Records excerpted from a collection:

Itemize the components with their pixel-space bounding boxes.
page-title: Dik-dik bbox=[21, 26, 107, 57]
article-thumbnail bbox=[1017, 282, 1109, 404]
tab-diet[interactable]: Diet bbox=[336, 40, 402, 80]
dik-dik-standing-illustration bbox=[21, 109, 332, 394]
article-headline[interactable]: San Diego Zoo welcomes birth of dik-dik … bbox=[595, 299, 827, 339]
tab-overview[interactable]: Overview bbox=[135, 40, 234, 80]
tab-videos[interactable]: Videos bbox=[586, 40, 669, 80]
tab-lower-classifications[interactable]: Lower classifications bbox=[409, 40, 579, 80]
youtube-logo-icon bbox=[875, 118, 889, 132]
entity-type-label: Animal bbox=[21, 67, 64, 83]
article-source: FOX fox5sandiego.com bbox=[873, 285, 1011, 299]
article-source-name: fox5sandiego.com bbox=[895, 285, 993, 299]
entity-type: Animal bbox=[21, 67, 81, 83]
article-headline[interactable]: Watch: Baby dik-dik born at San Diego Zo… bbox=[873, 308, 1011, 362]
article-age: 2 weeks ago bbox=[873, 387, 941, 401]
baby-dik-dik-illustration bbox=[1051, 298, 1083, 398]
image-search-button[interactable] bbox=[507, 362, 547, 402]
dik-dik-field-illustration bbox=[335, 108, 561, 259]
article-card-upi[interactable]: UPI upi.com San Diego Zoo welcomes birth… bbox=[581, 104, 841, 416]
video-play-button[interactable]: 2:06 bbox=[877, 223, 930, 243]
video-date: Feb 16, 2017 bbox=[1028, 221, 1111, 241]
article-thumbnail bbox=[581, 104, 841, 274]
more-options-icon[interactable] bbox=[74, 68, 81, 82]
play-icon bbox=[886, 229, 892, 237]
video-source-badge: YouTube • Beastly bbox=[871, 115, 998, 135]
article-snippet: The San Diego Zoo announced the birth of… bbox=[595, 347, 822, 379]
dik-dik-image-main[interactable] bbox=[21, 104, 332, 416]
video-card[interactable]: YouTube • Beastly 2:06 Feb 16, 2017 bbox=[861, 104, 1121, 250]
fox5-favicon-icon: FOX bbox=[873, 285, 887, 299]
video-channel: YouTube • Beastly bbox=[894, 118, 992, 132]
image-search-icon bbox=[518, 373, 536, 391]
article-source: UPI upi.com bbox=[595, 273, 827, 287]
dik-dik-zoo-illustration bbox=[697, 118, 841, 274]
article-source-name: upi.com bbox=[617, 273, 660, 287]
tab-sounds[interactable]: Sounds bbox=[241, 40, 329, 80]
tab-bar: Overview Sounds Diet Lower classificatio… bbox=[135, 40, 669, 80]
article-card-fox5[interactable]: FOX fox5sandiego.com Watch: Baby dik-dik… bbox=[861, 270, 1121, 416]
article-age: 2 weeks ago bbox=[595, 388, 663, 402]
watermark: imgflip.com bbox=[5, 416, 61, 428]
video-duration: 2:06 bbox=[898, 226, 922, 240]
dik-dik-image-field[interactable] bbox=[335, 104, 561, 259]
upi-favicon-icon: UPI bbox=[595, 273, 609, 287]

Job:
Count the rows above that contain the string "Animal", matching case exactly, and give only the number.

Output:
2